- _Collected data_:
----

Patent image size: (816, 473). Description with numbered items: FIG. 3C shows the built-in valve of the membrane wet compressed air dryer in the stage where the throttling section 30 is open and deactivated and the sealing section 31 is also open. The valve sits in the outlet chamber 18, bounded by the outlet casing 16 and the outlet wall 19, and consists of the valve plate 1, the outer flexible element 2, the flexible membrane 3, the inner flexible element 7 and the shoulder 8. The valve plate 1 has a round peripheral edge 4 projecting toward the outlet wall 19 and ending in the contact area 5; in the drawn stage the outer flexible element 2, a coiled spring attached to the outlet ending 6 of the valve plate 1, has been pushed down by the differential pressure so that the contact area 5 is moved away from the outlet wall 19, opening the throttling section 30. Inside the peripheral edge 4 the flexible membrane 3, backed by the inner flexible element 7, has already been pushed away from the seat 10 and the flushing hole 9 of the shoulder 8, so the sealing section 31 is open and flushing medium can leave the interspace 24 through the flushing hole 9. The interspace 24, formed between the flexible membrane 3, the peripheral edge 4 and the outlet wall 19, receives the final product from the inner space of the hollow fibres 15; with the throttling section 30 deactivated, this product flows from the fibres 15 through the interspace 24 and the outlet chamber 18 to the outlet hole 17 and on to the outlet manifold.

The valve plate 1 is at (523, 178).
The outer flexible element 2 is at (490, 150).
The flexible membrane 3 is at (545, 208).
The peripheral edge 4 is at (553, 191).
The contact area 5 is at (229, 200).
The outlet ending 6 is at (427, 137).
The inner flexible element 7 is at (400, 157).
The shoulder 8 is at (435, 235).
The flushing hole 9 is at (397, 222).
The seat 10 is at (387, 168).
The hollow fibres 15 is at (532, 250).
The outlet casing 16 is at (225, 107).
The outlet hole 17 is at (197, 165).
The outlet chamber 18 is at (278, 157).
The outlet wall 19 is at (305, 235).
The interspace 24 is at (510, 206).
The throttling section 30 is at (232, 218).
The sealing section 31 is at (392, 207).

----

Recast the material as a JSON list of strings, with one string per line and blank lines omitted.

[
  "Patent image size: (816, 473). Description with numbered items: FIG. 3C shows the built-in valve of the membrane wet compressed air dryer in the stage where the throttling section 30 is open and deactivated and the sealing section 31 is also open. The valve sits in the outlet chamber 18, bounded by the outlet casing 16 and the outlet wall 19, and consists of the valve plate 1, the outer flexible element 2, the flexible membrane 3, the inner flexible element 7 and the shoulder 8. The valve plate 1 has a round peripheral edge 4 projecting toward the outlet wall 19 and ending in the contact area 5; in the drawn stage the outer flexible element 2, a coiled spring attached to the outlet ending 6 of the valve plate 1, has been pushed down by the differential pressure so that the contact area 5 is moved away from the outlet wall 19, opening the throttling section 30. Inside the peripheral edge 4 the flexible membrane 3, backed by the inner flexible element 7, has already been pushed away from the seat 10 and the flushing hole 9 of the shoulder 8, so the sealing section 31 is open and flushing medium can leave the interspace 24 through the flushing hole 9. The interspace 24, formed between the flexible membrane 3, the peripheral edge 4 and the outlet wall 19, receives the final product from the inner space of the hollow fibres 15; with the throttling section 30 deactivated, this product flows from the fibres 15 through the interspace 24 and the outlet chamber 18 to the outlet hole 17 and on to the outlet manifold.",
  "The valve plate 1 is at (523, 178).",
  "The outer flexible element 2 is at (490, 150).",
  "The flexible membrane 3 is at (545, 208).",
  "The peripheral edge 4 is at (553, 191).",
  "The contact area 5 is at (229, 200).",
  "The outlet ending 6 is at (427, 137).",
  "The inner flexible element 7 is at (400, 157).",
  "The shoulder 8 is at (435, 235).",
  "The flushing hole 9 is at (397, 222).",
  "The seat 10 is at (387, 168).",
  "The hollow fibres 15 is at (532, 250).",
  "The outlet casing 16 is at (225, 107).",
  "The outlet hole 17 is at (197, 165).",
  "The outlet chamber 18 is at (278, 157).",
  "The outlet wall 19 is at (305, 235).",
  "The interspace 24 is at (510, 206).",
  "The throttling section 30 is at (232, 218).",
  "The sealing section 31 is at (392, 207)."
]